| Stored records |
┌──

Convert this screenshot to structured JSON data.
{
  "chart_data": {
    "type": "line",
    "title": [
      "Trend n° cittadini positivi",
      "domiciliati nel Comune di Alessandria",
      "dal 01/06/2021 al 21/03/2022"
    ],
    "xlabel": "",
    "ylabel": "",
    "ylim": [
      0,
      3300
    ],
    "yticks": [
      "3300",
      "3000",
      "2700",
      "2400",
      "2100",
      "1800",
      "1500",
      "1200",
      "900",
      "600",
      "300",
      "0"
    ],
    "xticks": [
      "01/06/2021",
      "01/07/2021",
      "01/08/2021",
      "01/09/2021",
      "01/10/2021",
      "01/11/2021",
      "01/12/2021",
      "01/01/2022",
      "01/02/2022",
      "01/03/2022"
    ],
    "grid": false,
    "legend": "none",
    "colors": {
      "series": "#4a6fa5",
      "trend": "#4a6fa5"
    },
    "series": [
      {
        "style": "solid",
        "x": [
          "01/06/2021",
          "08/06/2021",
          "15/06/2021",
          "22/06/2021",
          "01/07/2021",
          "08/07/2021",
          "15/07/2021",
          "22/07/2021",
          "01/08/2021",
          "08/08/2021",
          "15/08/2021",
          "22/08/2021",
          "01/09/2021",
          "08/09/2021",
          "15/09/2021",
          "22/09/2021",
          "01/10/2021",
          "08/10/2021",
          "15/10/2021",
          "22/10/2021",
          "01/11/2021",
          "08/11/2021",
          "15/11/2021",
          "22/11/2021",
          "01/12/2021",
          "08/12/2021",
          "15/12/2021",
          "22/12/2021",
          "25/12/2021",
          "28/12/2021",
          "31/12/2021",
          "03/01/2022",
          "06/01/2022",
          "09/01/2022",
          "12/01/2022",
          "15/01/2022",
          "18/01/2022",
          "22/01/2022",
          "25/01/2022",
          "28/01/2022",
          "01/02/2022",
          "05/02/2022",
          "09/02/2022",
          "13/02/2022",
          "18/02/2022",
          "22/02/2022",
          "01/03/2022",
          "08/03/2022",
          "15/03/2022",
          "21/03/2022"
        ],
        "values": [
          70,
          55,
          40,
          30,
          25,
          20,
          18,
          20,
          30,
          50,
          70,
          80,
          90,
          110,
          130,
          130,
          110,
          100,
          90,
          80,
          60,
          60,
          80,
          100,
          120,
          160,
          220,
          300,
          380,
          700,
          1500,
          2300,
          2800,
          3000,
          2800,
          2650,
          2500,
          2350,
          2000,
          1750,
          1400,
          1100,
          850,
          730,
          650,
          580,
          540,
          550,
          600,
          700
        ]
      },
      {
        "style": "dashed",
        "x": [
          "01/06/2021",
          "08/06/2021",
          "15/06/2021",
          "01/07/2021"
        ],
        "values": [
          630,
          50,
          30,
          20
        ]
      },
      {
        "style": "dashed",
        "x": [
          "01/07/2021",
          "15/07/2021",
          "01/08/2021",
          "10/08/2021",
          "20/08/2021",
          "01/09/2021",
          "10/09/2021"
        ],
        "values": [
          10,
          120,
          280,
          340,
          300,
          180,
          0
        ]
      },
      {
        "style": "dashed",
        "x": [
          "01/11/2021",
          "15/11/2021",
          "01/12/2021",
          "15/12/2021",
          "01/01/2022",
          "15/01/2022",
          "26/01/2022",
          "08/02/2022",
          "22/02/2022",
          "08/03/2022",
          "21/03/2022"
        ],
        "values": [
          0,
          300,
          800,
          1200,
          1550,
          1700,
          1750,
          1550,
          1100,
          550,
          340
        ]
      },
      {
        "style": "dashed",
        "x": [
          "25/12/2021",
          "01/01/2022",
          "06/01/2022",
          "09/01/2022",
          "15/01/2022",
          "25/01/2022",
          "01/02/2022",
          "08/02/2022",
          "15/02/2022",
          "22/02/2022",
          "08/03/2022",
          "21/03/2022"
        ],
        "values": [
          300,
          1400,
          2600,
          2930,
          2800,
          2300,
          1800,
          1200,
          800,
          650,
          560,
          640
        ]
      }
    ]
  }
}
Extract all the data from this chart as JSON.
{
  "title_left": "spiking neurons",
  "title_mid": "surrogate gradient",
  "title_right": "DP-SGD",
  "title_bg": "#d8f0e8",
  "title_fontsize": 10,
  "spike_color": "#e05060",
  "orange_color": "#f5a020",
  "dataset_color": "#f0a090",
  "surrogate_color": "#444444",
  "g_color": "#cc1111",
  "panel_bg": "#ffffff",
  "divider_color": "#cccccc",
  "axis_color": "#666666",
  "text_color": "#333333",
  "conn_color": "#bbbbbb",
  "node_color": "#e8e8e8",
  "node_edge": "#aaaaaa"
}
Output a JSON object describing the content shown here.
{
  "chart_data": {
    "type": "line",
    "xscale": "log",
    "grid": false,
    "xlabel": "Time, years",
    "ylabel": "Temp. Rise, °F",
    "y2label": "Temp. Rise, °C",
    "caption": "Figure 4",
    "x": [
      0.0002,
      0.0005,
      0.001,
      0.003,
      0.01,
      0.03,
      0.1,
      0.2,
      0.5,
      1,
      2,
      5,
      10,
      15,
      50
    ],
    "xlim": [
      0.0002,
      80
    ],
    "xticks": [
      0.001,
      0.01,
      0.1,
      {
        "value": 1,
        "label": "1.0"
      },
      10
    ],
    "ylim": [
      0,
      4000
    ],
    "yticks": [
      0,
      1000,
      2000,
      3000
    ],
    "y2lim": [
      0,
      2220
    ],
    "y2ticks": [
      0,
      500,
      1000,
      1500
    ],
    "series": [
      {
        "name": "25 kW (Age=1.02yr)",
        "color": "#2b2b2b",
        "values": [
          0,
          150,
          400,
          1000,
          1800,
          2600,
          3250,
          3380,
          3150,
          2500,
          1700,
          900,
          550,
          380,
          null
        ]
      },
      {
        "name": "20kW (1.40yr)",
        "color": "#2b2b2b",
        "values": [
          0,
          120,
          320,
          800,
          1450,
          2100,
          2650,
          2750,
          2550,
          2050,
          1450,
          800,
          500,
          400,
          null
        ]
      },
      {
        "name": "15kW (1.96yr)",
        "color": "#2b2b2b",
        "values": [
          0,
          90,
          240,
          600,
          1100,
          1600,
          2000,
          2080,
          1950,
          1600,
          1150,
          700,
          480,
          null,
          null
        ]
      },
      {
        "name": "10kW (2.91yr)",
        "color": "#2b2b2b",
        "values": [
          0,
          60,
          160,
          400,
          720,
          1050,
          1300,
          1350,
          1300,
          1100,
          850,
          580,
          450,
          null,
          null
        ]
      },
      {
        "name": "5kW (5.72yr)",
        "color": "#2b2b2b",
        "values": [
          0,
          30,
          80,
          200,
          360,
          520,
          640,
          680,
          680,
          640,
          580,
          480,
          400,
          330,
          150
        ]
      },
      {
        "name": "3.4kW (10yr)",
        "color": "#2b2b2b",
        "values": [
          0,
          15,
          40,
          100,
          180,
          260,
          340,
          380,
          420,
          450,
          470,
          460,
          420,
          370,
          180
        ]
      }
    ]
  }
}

└──

| WRITTEN TASK |
Your task is to reproduce all of the records exactly.

| SOLUTION FOR THIS TASK |
Convert this screenshot to structured JSON data.
{
  "chart_data": {
    "type": "line",
    "title": [
      "Trend n° cittadini positivi",
      "domiciliati nel Comune di Alessandria",
      "dal 01/06/2021 al 21/03/2022"
    ],
    "xlabel": "",
    "ylabel": "",
    "ylim": [
      0,
      3300
    ],
    "yticks": [
      "3300",
      "3000",
      "2700",
      "2400",
      "2100",
      "1800",
      "1500",
      "1200",
      "900",
      "600",
      "300",
      "0"
    ],
    "xticks": [
      "01/06/2021",
      "01/07/2021",
      "01/08/2021",
      "01/09/2021",
      "01/10/2021",
      "01/11/2021",
      "01/12/2021",
      "01/01/2022",
      "01/02/2022",
      "01/03/2022"
    ],
    "grid": false,
    "legend": "none",
    "colors": {
      "series": "#4a6fa5",
      "trend": "#4a6fa5"
    },
    "series": [
      {
        "style": "solid",
        "x": [
          "01/06/2021",
          "08/06/2021",
          "15/06/2021",
          "22/06/2021",
          "01/07/2021",
          "08/07/2021",
          "15/07/2021",
          "22/07/2021",
          "01/08/2021",
          "08/08/2021",
          "15/08/2021",
          "22/08/2021",
          "01/09/2021",
          "08/09/2021",
          "15/09/2021",
          "22/09/2021",
          "01/10/2021",
          "08/10/2021",
          "15/10/2021",
          "22/10/2021",
          "01/11/2021",
          "08/11/2021",
          "15/11/2021",
          "22/11/2021",
          "01/12/2021",
          "08/12/2021",
          "15/12/2021",
          "22/12/2021",
          "25/12/2021",
          "28/12/2021",
          "31/12/2021",
          "03/01/2022",
          "06/01/2022",
          "09/01/2022",
          "12/01/2022",
          "15/01/2022",
          "18/01/2022",
          "22/01/2022",
          "25/01/2022",
          "28/01/2022",
          "01/02/2022",
          "05/02/2022",
          "09/02/2022",
          "13/02/2022",
          "18/02/2022",
          "22/02/2022",
          "01/03/2022",
          "08/03/2022",
          "15/03/2022",
          "21/03/2022"
        ],
        "values": [
          70,
          55,
          40,
          30,
          25,
          20,
          18,
          20,
          30,
          50,
          70,
          80,
          90,
          110,
          130,
          130,
          110,
          100,
          90,
          80,
          60,
          60,
          80,
          100,
          120,
          160,
          220,
          300,
          380,
          700,
          1500,
          2300,
          2800,
          3000,
          2800,
          2650,
          2500,
          2350,
          2000,
          1750,
          1400,
          1100,
          850,
          730,
          650,
          580,
          540,
          550,
          600,
          700
        ]
      },
      {
        "style": "dashed",
        "x": [
          "01/06/2021",
          "08/06/2021",
          "15/06/2021",
          "01/07/2021"
        ],
        "values": [
          630,
          50,
          30,
          20
        ]
      },
      {
        "style": "dashed",
        "x": [
          "01/07/2021",
          "15/07/2021",
          "01/08/2021",
          "10/08/2021",
          "20/08/2021",
          "01/09/2021",
          "10/09/2021"
        ],
        "values": [
          10,
          120,
          280,
          340,
          300,
          180,
          0
        ]
      },
      {
        "style": "dashed",
        "x": [
          "01/11/2021",
          "15/11/2021",
          "01/12/2021",
          "15/12/2021",
          "01/01/2022",
          "15/01/2022",
          "26/01/2022",
          "08/02/2022",
          "22/02/2022",
          "08/03/2022",
          "21/03/2022"
        ],
        "values": [
          0,
          300,
          800,
          1200,
          1550,
          1700,
          1750,
          1550,
          1100,
          550,
          340
        ]
      },
      {
        "style": "dashed",
        "x": [
          "25/12/2021",
          "01/01/2022",
          "06/01/2022",
          "09/01/2022",
          "15/01/2022",
          "25/01/2022",
          "01/02/2022",
          "08/02/2022",
          "15/02/2022",
          "22/02/2022",
          "08/03/2022",
          "21/03/2022"
        ],
        "values": [
          300,
          1400,
          2600,
          2930,
          2800,
          2300,
          1800,
          1200,
          800,
          650,
          560,
          640
        ]
      }
    ]
  }
}
Extract all the data from this chart as JSON.
{
  "title_left": "spiking neurons",
  "title_mid": "surrogate gradient",
  "title_right": "DP-SGD",
  "title_bg": "#d8f0e8",
  "title_fontsize": 10,
  "spike_color": "#e05060",
  "orange_color": "#f5a020",
  "dataset_color": "#f0a090",
  "surrogate_color": "#444444",
  "g_color": "#cc1111",
  "panel_bg": "#ffffff",
  "divider_color": "#cccccc",
  "axis_color": "#666666",
  "text_color": "#333333",
  "conn_color": "#bbbbbb",
  "node_color": "#e8e8e8",
  "node_edge": "#aaaaaa"
}
Output a JSON object describing the content shown here.
{
  "chart_data": {
    "type": "line",
    "xscale": "log",
    "grid": false,
    "xlabel": "Time, years",
    "ylabel": "Temp. Rise, °F",
    "y2label": "Temp. Rise, °C",
    "caption": "Figure 4",
    "x": [
      0.0002,
      0.0005,
      0.001,
      0.003,
      0.01,
      0.03,
      0.1,
      0.2,
      0.5,
      1,
      2,
      5,
      10,
      15,
      50
    ],
    "xlim": [
      0.0002,
      80
    ],
    "xticks": [
      0.001,
      0.01,
      0.1,
      {
        "value": 1,
        "label": "1.0"
      },
      10
    ],
    "ylim": [
      0,
      4000
    ],
    "yticks": [
      0,
      1000,
      2000,
      3000
    ],
    "y2lim": [
      0,
      2220
    ],
    "y2ticks": [
      0,
      500,
      1000,
      1500
    ],
    "series": [
      {
        "name": "25 kW (Age=1.02yr)",
        "color": "#2b2b2b",
        "values": [
          0,
          150,
          400,
          1000,
          1800,
          2600,
          3250,
          3380,
          3150,
          2500,
          1700,
          900,
          550,
          380,
          null
        ]
      },
      {
        "name": "20kW (1.40yr)",
        "color": "#2b2b2b",
        "values": [
          0,
          120,
          320,
          800,
          1450,
          2100,
          2650,
          2750,
          2550,
          2050,
          1450,
          800,
          500,
          400,
          null
        ]
      },
      {
        "name": "15kW (1.96yr)",
        "color": "#2b2b2b",
        "values": [
          0,
          90,
          240,
          600,
          1100,
          1600,
          2000,
          2080,
          1950,
          1600,
          1150,
          700,
          480,
          null,
          null
        ]
      },
      {
        "name": "10kW (2.91yr)",
        "color": "#2b2b2b",
        "values": [
          0,
          60,
          160,
          400,
          720,
          1050,
          1300,
          1350,
          1300,
          1100,
          850,
          580,
          450,
          null,
          null
        ]
      },
      {
        "name": "5kW (5.72yr)",
        "color": "#2b2b2b",
        "values": [
          0,
          30,
          80,
          200,
          360,
          520,
          640,
          680,
          680,
          640,
          580,
          480,
          400,
          330,
          150
        ]
      },
      {
        "name": "3.4kW (10yr)",
        "color": "#2b2b2b",
        "values": [
          0,
          15,
          40,
          100,
          180,
          260,
          340,
          380,
          420,
          450,
          470,
          460,
          420,
          370,
          180
        ]
      }
    ]
  }
}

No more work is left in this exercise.